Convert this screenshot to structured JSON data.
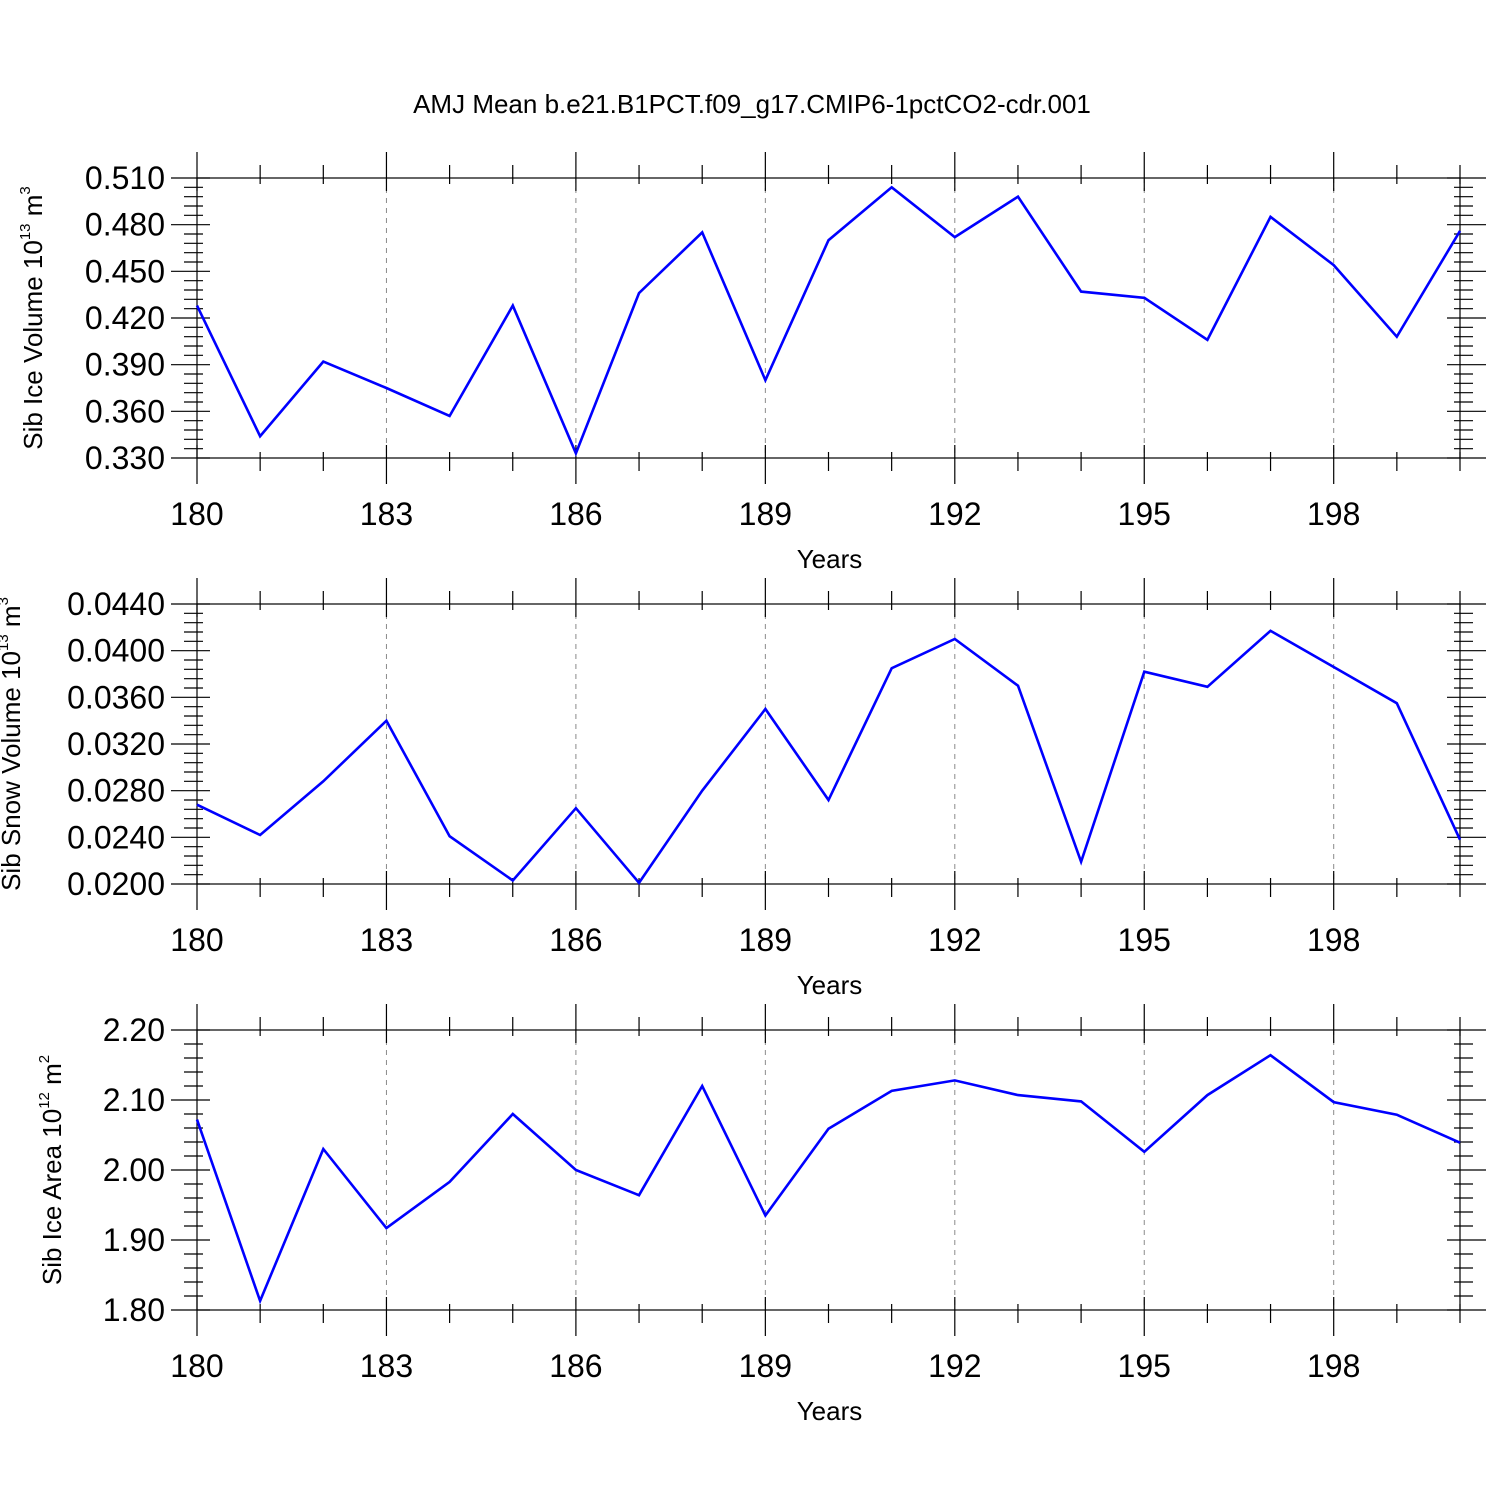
{
  "title": "AMJ Mean b.e21.B1PCT.f09_g17.CMIP6-1pctCO2-cdr.001",
  "colors": {
    "series": "#0000ff",
    "frame": "#000000",
    "grid": "#8a8a8a"
  },
  "chart_data": [
    {
      "type": "line",
      "ylabel": {
        "text": "Sib Ice Volume 10",
        "exponent": "13",
        "unit_text": " m",
        "unit_exponent": "3"
      },
      "xlabel": "Years",
      "xlim": [
        180,
        200
      ],
      "ylim": [
        0.33,
        0.51
      ],
      "xticks": [
        "180",
        "183",
        "186",
        "189",
        "192",
        "195",
        "198"
      ],
      "xtick_values": [
        180,
        183,
        186,
        189,
        192,
        195,
        198
      ],
      "yticks": [
        "0.330",
        "0.360",
        "0.390",
        "0.420",
        "0.450",
        "0.480",
        "0.510"
      ],
      "ytick_values": [
        0.33,
        0.36,
        0.39,
        0.42,
        0.45,
        0.48,
        0.51
      ],
      "grid": "vertical dashed at major x ticks",
      "x": [
        180,
        181,
        182,
        183,
        184,
        185,
        186,
        187,
        188,
        189,
        190,
        191,
        192,
        193,
        194,
        195,
        196,
        197,
        198,
        199,
        200
      ],
      "values": [
        0.428,
        0.344,
        0.392,
        0.375,
        0.357,
        0.428,
        0.333,
        0.436,
        0.475,
        0.38,
        0.47,
        0.504,
        0.472,
        0.498,
        0.437,
        0.433,
        0.406,
        0.485,
        0.454,
        0.408,
        0.476
      ]
    },
    {
      "type": "line",
      "ylabel": {
        "text": "Sib Snow Volume 10",
        "exponent": "13",
        "unit_text": " m",
        "unit_exponent": "3"
      },
      "xlabel": "Years",
      "xlim": [
        180,
        200
      ],
      "ylim": [
        0.02,
        0.044
      ],
      "xticks": [
        "180",
        "183",
        "186",
        "189",
        "192",
        "195",
        "198"
      ],
      "xtick_values": [
        180,
        183,
        186,
        189,
        192,
        195,
        198
      ],
      "yticks": [
        "0.0200",
        "0.0240",
        "0.0280",
        "0.0320",
        "0.0360",
        "0.0400",
        "0.0440"
      ],
      "ytick_values": [
        0.02,
        0.024,
        0.028,
        0.032,
        0.036,
        0.04,
        0.044
      ],
      "grid": "vertical dashed at major x ticks",
      "x": [
        180,
        181,
        182,
        183,
        184,
        185,
        186,
        187,
        188,
        189,
        190,
        191,
        192,
        193,
        194,
        195,
        196,
        197,
        198,
        199,
        200
      ],
      "values": [
        0.0268,
        0.0242,
        0.0288,
        0.034,
        0.0241,
        0.0203,
        0.0265,
        0.0201,
        0.028,
        0.035,
        0.0272,
        0.0385,
        0.041,
        0.037,
        0.0219,
        0.0382,
        0.0369,
        0.0417,
        0.0386,
        0.0355,
        0.0238
      ]
    },
    {
      "type": "line",
      "ylabel": {
        "text": "Sib Ice Area 10",
        "exponent": "12",
        "unit_text": " m",
        "unit_exponent": "2"
      },
      "xlabel": "Years",
      "xlim": [
        180,
        200
      ],
      "ylim": [
        1.8,
        2.2
      ],
      "xticks": [
        "180",
        "183",
        "186",
        "189",
        "192",
        "195",
        "198"
      ],
      "xtick_values": [
        180,
        183,
        186,
        189,
        192,
        195,
        198
      ],
      "yticks": [
        "1.80",
        "1.90",
        "2.00",
        "2.10",
        "2.20"
      ],
      "ytick_values": [
        1.8,
        1.9,
        2.0,
        2.1,
        2.2
      ],
      "grid": "vertical dashed at major x ticks",
      "x": [
        180,
        181,
        182,
        183,
        184,
        185,
        186,
        187,
        188,
        189,
        190,
        191,
        192,
        193,
        194,
        195,
        196,
        197,
        198,
        199,
        200
      ],
      "values": [
        2.072,
        1.813,
        2.03,
        1.917,
        1.983,
        2.08,
        2.0,
        1.964,
        2.12,
        1.935,
        2.059,
        2.113,
        2.128,
        2.107,
        2.098,
        2.026,
        2.107,
        2.164,
        2.097,
        2.079,
        2.039
      ]
    }
  ]
}
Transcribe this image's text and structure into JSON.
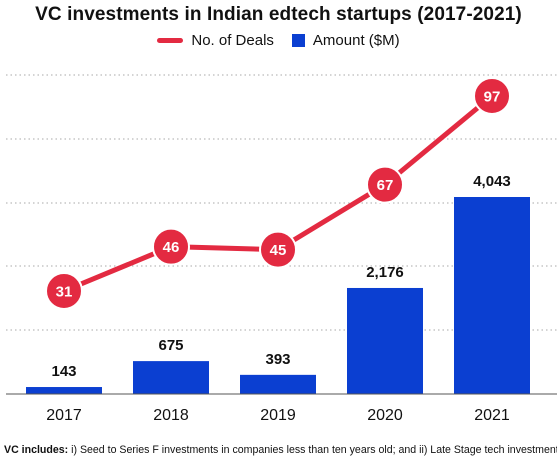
{
  "chart_data": {
    "type": "bar",
    "title": "VC investments in Indian edtech startups (2017-2021)",
    "categories": [
      "2017",
      "2018",
      "2019",
      "2020",
      "2021"
    ],
    "series": [
      {
        "name": "Amount ($M)",
        "type": "bar",
        "values": [
          143,
          675,
          393,
          2176,
          4043
        ],
        "labels": [
          "143",
          "675",
          "393",
          "2,176",
          "4,043"
        ],
        "color": "#0b3fd1"
      },
      {
        "name": "No. of Deals",
        "type": "line",
        "values": [
          31,
          46,
          45,
          67,
          97
        ],
        "labels": [
          "31",
          "46",
          "45",
          "67",
          "97"
        ],
        "color": "#e32a41"
      }
    ],
    "xlabel": "",
    "ylabel": "",
    "grid": true,
    "legend_position": "top-center"
  },
  "footnote": {
    "label": "VC includes:",
    "text": " i) Seed to Series F investments in companies less than ten years old; and ii) Late Stage tech investments"
  }
}
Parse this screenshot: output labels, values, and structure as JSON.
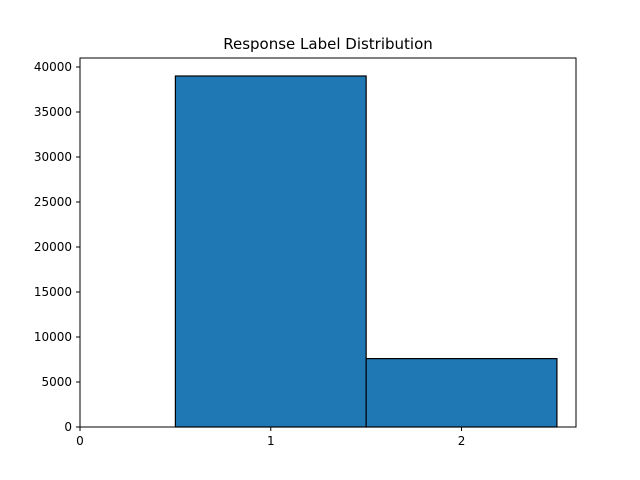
{
  "chart_data": {
    "type": "bar",
    "title": "Response Label Distribution",
    "xlabel": "",
    "ylabel": "",
    "categories": [
      "1",
      "2"
    ],
    "x_positions": [
      1,
      2
    ],
    "bar_width": 1,
    "values": [
      39000,
      7600
    ],
    "xlim": [
      0,
      2.6
    ],
    "ylim": [
      0,
      41000
    ],
    "x_ticks": [
      0,
      1,
      2
    ],
    "y_ticks": [
      0,
      5000,
      10000,
      15000,
      20000,
      25000,
      30000,
      35000,
      40000
    ],
    "grid": false,
    "legend": "none",
    "colors": {
      "bar_fill": "#1f77b4",
      "bar_edge": "#000000",
      "axes": "#000000",
      "background": "#ffffff"
    }
  }
}
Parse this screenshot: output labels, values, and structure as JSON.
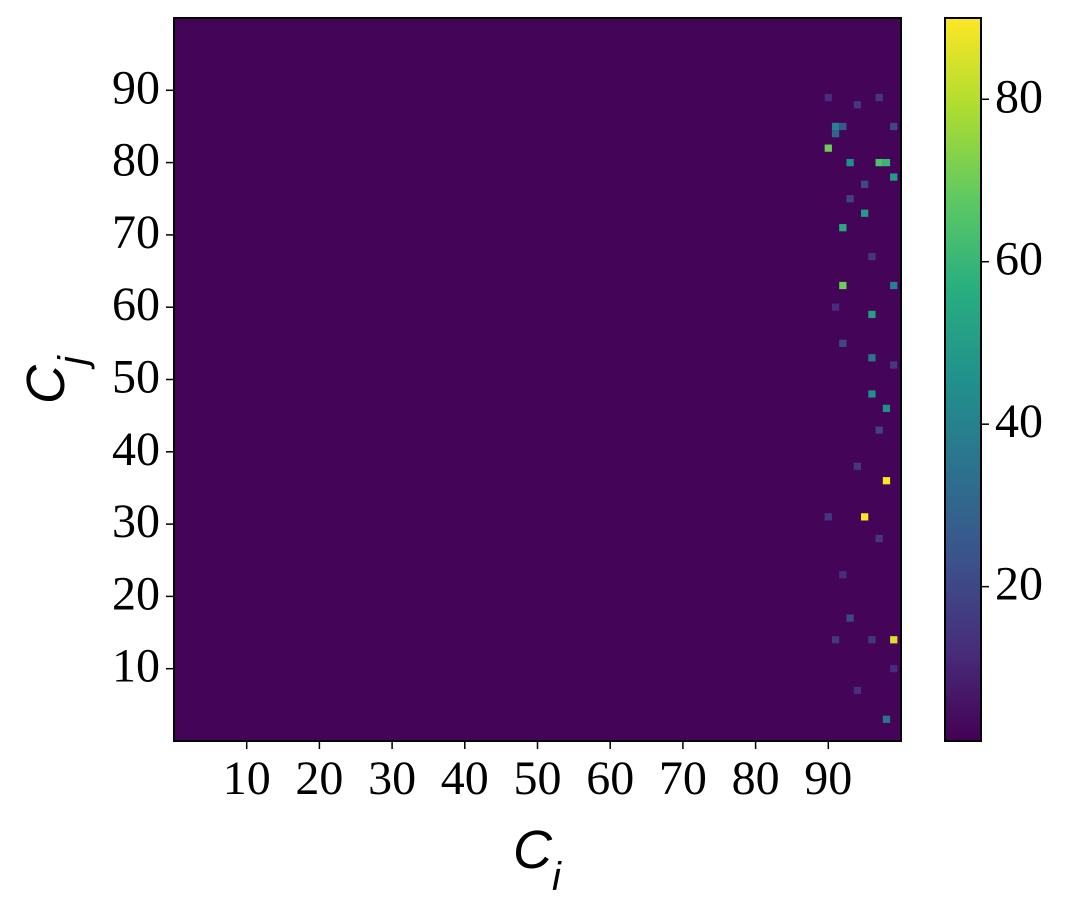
{
  "chart_data": {
    "type": "heatmap",
    "xlabel": "C_i",
    "ylabel": "C_j",
    "xlim": [
      0,
      100
    ],
    "ylim": [
      0,
      100
    ],
    "xticks": [
      10,
      20,
      30,
      40,
      50,
      60,
      70,
      80,
      90
    ],
    "yticks": [
      10,
      20,
      30,
      40,
      50,
      60,
      70,
      80,
      90
    ],
    "colormap": "viridis",
    "clim": [
      1,
      90
    ],
    "cbar_ticks": [
      20,
      40,
      60,
      80
    ],
    "background": 2,
    "cells": [
      [
        99,
        14,
        85
      ],
      [
        95,
        31,
        90
      ],
      [
        98,
        36,
        90
      ],
      [
        92,
        63,
        70
      ],
      [
        92,
        71,
        55
      ],
      [
        95,
        73,
        50
      ],
      [
        90,
        82,
        70
      ],
      [
        97,
        80,
        65
      ],
      [
        98,
        80,
        60
      ],
      [
        93,
        80,
        45
      ],
      [
        99,
        78,
        50
      ],
      [
        96,
        59,
        50
      ],
      [
        96,
        48,
        45
      ],
      [
        98,
        46,
        45
      ],
      [
        96,
        53,
        35
      ],
      [
        91,
        85,
        40
      ],
      [
        99,
        63,
        40
      ],
      [
        98,
        3,
        35
      ],
      [
        91,
        84,
        30
      ],
      [
        92,
        85,
        25
      ],
      [
        94,
        88,
        15
      ],
      [
        97,
        89,
        15
      ],
      [
        90,
        89,
        12
      ],
      [
        99,
        85,
        20
      ],
      [
        95,
        77,
        20
      ],
      [
        93,
        75,
        18
      ],
      [
        96,
        67,
        15
      ],
      [
        91,
        60,
        12
      ],
      [
        92,
        55,
        20
      ],
      [
        99,
        52,
        15
      ],
      [
        97,
        43,
        18
      ],
      [
        94,
        38,
        15
      ],
      [
        90,
        31,
        15
      ],
      [
        97,
        28,
        15
      ],
      [
        93,
        17,
        20
      ],
      [
        91,
        14,
        15
      ],
      [
        96,
        14,
        15
      ],
      [
        99,
        10,
        12
      ],
      [
        94,
        7,
        12
      ],
      [
        92,
        23,
        12
      ]
    ]
  }
}
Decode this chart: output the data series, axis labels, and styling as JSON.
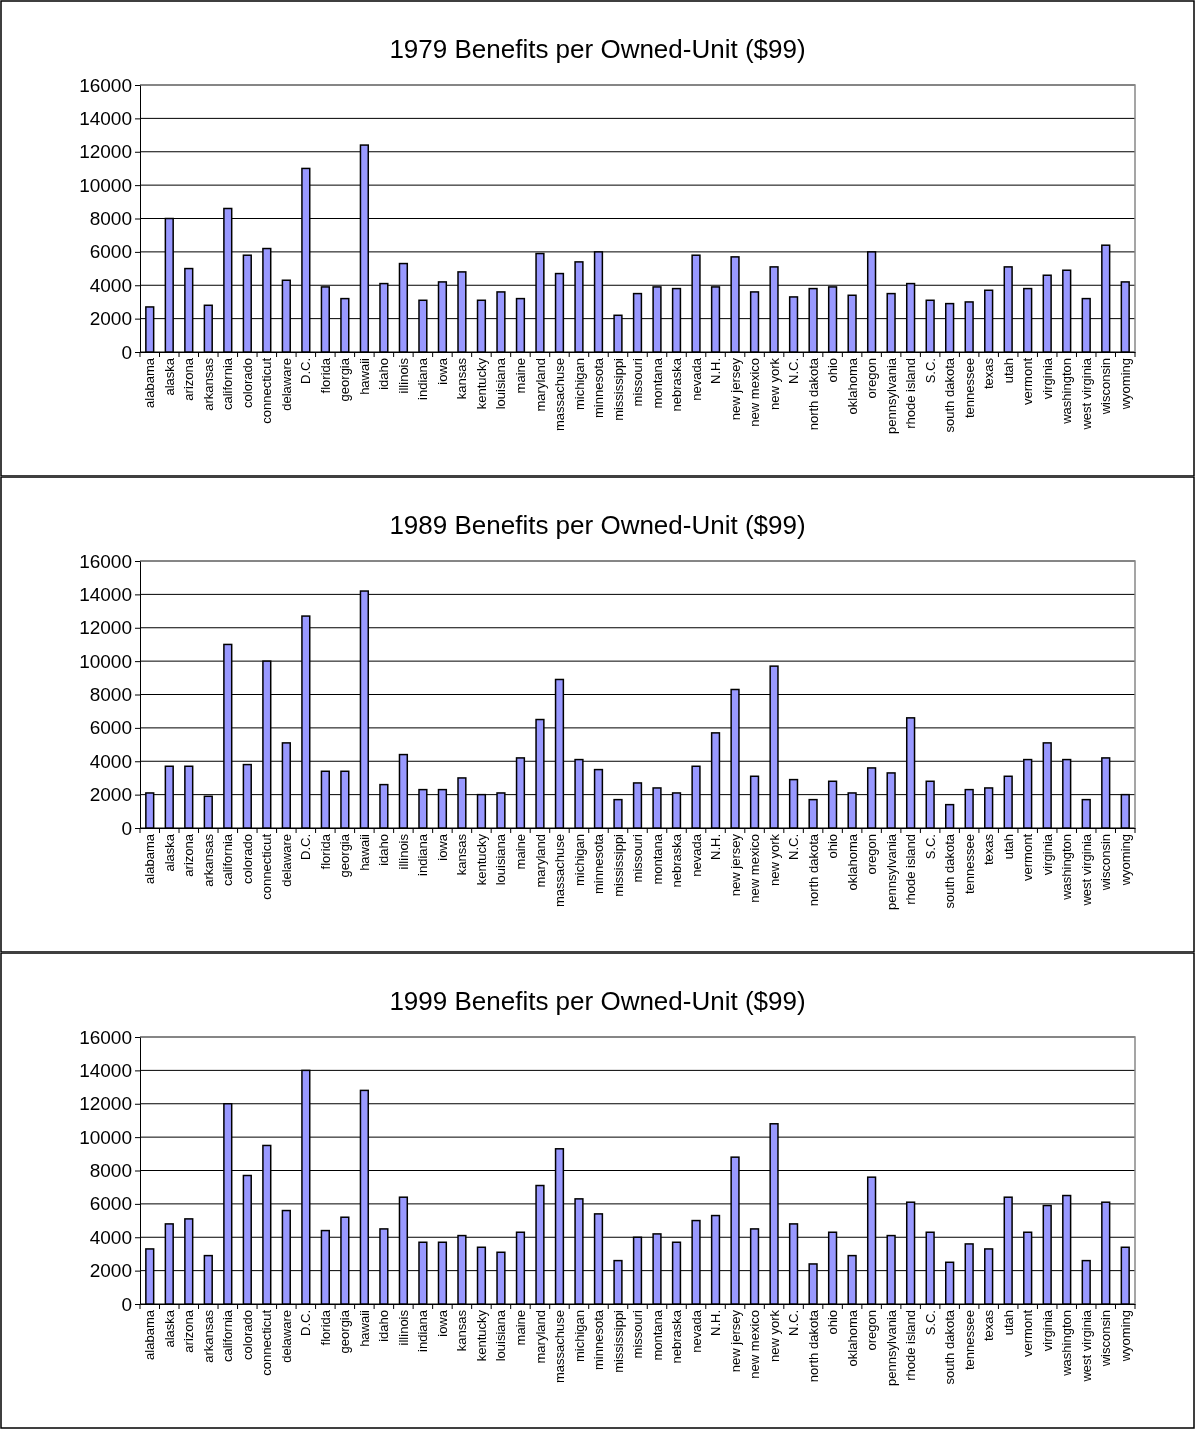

======

- [TASK TO COMPLETE]:
Each line holding "this" must be found and copied.

- [ANSWER]:
Convert this screenshot to structured JSON data.
Transcribe this image's text and structure into JSON.
Parse this screenshot: output labels, values, and structure as JSON.
Parse this screenshot: output labels, values, and structure as JSON.
Decode this chart: output the data series, axis labels, and styling as JSON.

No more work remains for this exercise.